## Set task:
Write the listing out again, all of it, word for word.
****************************************
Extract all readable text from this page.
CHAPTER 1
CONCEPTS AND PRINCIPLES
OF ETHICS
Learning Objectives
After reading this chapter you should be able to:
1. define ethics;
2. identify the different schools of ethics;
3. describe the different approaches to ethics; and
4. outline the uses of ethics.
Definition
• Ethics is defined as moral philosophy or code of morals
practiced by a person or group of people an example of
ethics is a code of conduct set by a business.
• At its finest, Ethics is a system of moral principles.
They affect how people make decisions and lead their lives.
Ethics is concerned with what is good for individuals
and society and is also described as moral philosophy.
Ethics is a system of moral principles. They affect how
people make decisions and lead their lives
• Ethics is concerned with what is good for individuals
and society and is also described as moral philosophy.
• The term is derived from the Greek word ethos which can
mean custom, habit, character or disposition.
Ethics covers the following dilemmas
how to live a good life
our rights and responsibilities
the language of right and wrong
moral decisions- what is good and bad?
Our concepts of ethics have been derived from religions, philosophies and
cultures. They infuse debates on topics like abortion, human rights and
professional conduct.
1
****************************************
## Correct response:
Extract all readable text from this page.
CHAPTER 1
CONCEPTS AND PRINCIPLES
OF ETHICS
Learning Objectives
After reading this chapter you should be able to:
1. define ethics;
2. identify the different schools of ethics;
3. describe the different approaches to ethics; and
4. outline the uses of ethics.
Definition
• Ethics is defined as moral philosophy or code of morals
practiced by a person or group of people an example of
ethics is a code of conduct set by a business.
• At its finest, Ethics is a system of moral principles.
They affect how people make decisions and lead their lives.
Ethics is concerned with what is good for individuals
and society and is also described as moral philosophy.
Ethics is a system of moral principles. They affect how
people make decisions and lead their lives
• Ethics is concerned with what is good for individuals
and society and is also described as moral philosophy.
• The term is derived from the Greek word ethos which can
mean custom, habit, character or disposition.
Ethics covers the following dilemmas
how to live a good life
our rights and responsibilities
the language of right and wrong
moral decisions- what is good and bad?
Our concepts of ethics have been derived from religions, philosophies and
cultures. They infuse debates on topics like abortion, human rights and
professional conduct.
1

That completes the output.